[Lines of data]
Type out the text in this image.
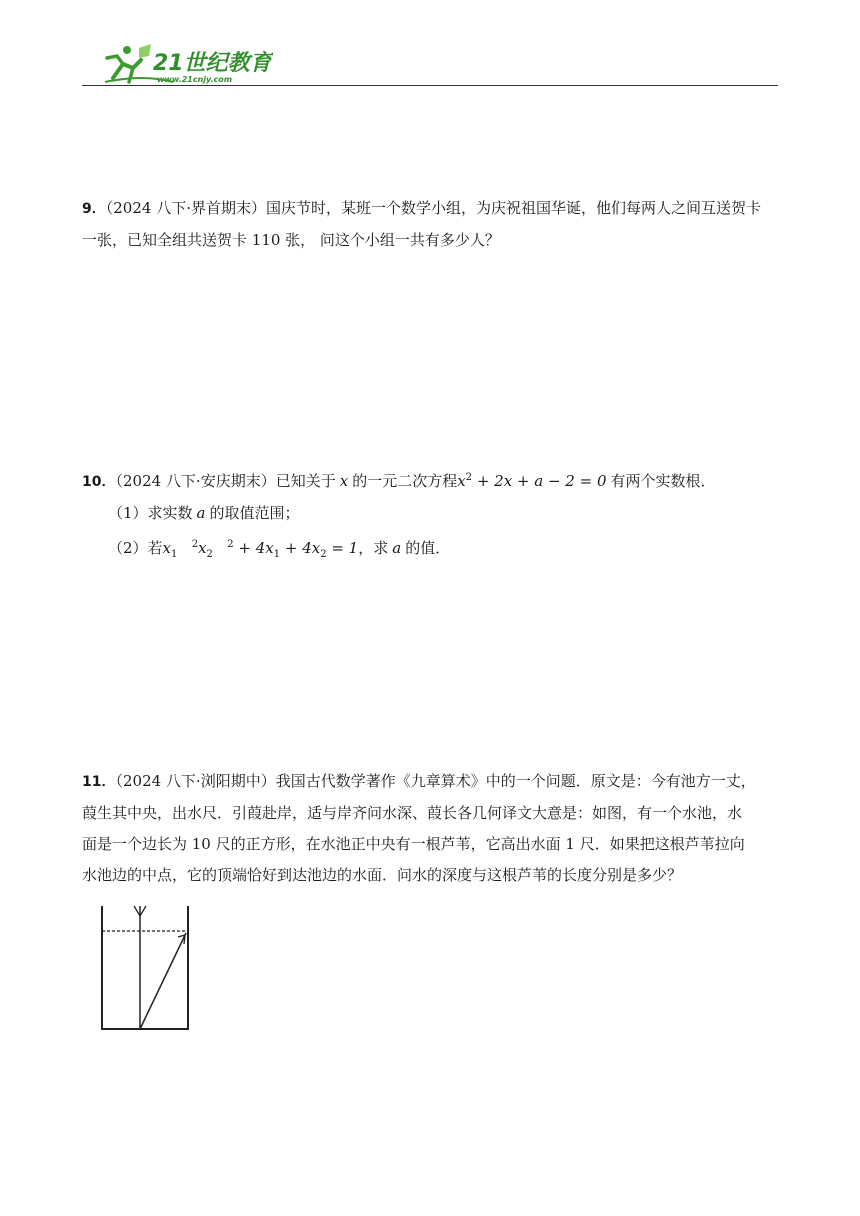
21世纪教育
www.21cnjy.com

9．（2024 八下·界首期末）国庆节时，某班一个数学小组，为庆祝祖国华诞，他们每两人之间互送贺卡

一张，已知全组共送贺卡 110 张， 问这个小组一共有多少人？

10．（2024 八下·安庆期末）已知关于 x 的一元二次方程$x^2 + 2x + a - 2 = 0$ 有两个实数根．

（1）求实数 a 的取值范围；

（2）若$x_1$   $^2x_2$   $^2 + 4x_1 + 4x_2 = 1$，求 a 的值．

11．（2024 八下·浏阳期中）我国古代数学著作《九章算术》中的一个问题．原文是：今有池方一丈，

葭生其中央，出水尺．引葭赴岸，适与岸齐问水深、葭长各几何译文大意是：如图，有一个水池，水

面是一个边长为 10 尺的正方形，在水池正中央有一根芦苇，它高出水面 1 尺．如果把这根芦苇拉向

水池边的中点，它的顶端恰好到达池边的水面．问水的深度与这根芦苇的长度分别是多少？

---

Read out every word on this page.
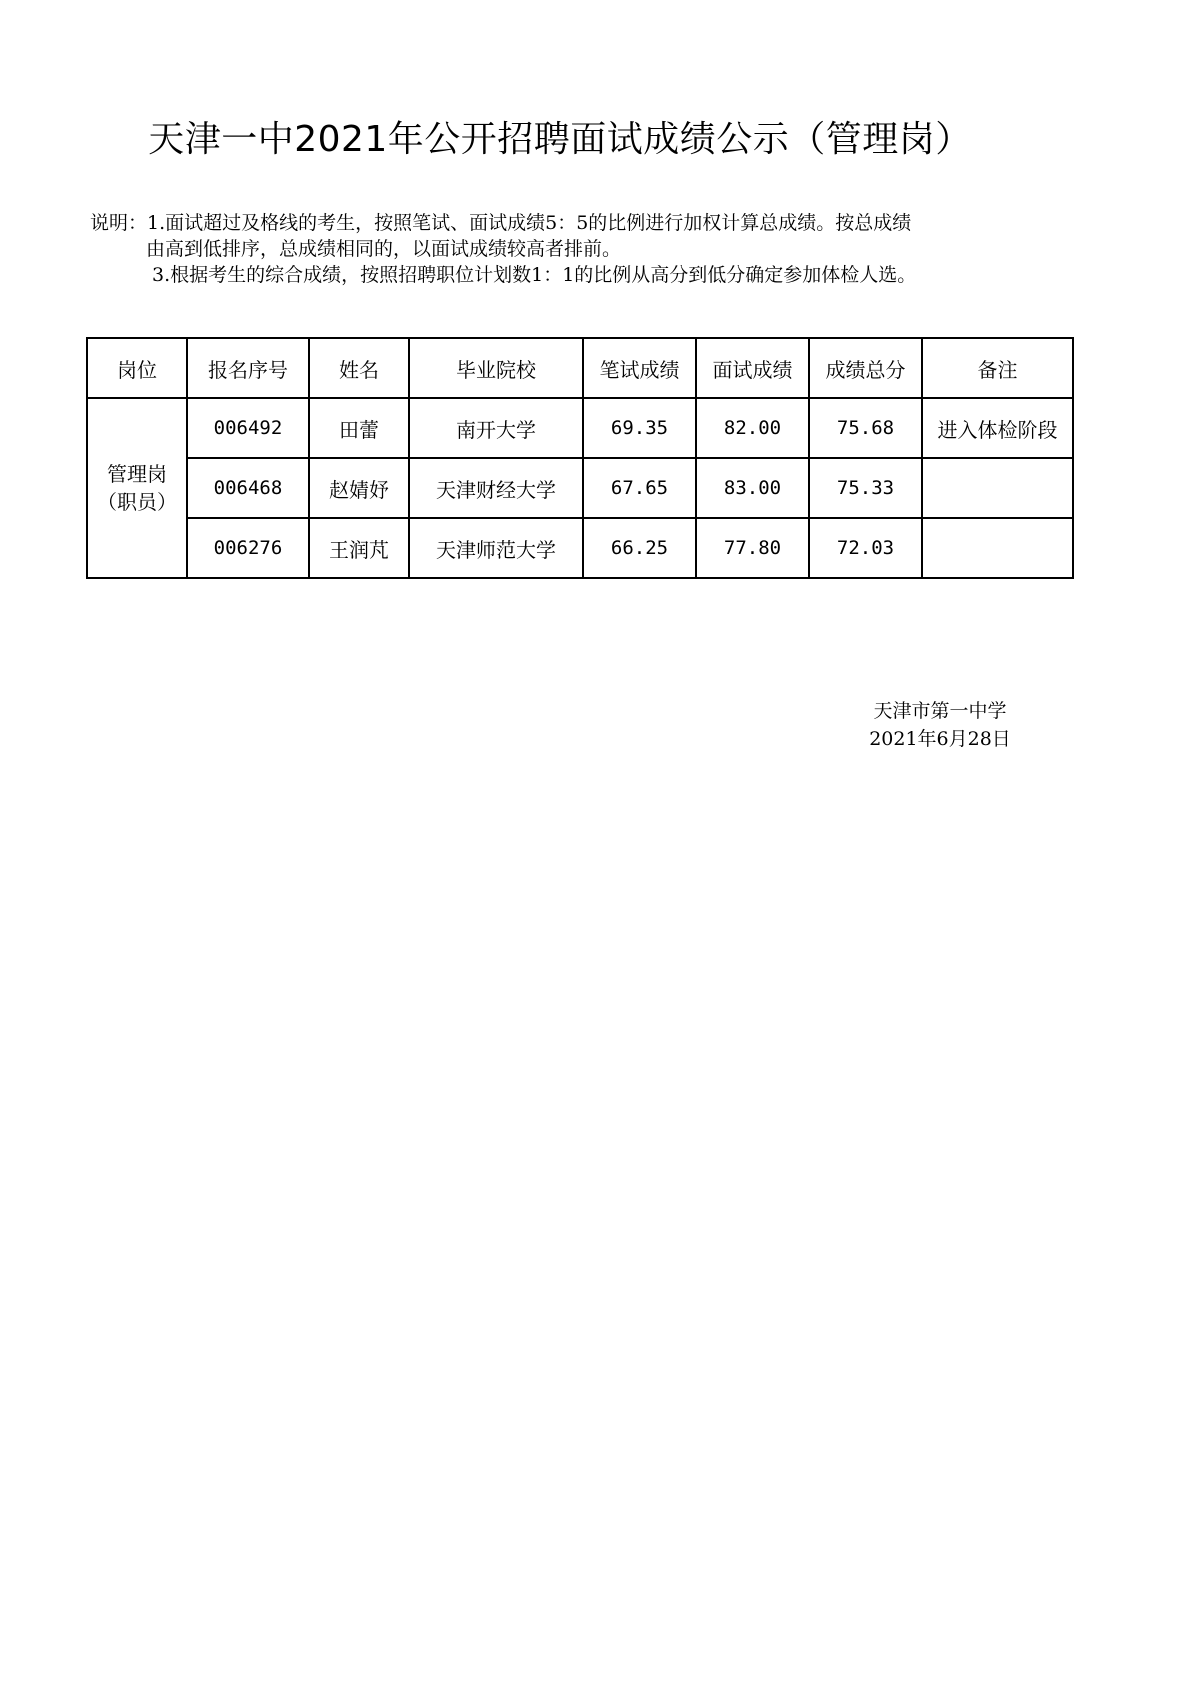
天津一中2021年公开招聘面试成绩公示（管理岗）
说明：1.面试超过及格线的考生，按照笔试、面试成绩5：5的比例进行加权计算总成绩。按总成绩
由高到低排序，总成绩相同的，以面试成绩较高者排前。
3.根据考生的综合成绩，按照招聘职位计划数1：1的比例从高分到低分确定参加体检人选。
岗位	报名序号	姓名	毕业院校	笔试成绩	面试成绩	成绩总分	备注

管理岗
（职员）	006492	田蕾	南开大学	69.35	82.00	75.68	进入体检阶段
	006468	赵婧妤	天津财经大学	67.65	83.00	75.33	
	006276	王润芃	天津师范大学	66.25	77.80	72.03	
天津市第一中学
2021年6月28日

...

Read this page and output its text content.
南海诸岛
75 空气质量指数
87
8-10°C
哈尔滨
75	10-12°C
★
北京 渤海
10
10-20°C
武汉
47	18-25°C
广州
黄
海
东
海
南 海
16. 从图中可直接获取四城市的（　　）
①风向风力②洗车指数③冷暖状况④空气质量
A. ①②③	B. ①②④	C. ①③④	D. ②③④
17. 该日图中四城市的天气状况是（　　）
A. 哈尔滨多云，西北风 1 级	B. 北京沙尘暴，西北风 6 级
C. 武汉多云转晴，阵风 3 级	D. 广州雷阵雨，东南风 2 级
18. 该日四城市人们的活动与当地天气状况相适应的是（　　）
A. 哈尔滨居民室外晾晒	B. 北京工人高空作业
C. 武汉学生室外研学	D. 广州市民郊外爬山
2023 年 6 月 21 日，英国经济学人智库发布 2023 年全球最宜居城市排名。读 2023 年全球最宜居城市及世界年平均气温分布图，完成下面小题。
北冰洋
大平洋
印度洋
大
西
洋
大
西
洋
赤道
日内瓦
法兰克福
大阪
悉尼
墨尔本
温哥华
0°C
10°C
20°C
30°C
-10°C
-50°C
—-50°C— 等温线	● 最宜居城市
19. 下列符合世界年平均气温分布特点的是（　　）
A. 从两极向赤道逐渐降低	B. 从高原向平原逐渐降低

**CHALLENGE:**
Wherever the string "Read" appears in the entries above, list that line.

**WRITTEN REPLY:**
Read out every word on this page.
Read this page and output its text content.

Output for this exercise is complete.